| PROBLEM REQUIREMENTS |
Say how many lines hold the string "Scores", and nothing more.

-- Begin GIVEN ENTRIES --

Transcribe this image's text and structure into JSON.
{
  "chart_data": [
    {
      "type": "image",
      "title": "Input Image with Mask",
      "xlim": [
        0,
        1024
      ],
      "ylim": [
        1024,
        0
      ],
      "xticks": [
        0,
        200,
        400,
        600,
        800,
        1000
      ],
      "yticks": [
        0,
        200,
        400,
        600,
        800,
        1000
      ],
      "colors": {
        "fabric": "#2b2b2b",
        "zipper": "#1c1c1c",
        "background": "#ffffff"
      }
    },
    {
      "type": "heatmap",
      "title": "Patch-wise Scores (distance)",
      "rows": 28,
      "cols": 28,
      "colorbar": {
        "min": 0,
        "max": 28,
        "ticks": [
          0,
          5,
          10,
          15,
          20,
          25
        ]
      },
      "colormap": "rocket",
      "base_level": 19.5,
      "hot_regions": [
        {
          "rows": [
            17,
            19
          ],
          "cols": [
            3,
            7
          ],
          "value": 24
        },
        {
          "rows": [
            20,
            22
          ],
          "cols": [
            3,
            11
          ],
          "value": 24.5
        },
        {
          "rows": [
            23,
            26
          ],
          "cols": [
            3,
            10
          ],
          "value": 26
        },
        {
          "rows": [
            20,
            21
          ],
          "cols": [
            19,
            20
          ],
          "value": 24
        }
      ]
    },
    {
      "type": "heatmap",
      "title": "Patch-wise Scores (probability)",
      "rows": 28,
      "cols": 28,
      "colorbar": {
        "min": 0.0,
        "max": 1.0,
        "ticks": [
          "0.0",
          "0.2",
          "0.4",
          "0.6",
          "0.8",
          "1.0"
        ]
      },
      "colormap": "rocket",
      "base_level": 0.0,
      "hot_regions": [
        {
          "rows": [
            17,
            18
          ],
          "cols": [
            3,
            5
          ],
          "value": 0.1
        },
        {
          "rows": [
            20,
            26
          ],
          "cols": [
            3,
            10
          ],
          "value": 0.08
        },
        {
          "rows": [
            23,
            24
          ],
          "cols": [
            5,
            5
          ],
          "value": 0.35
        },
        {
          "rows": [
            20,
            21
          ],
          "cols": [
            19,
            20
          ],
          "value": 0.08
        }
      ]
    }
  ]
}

-- End GIVEN ENTRIES --

| EXPECTED ANSWER |
2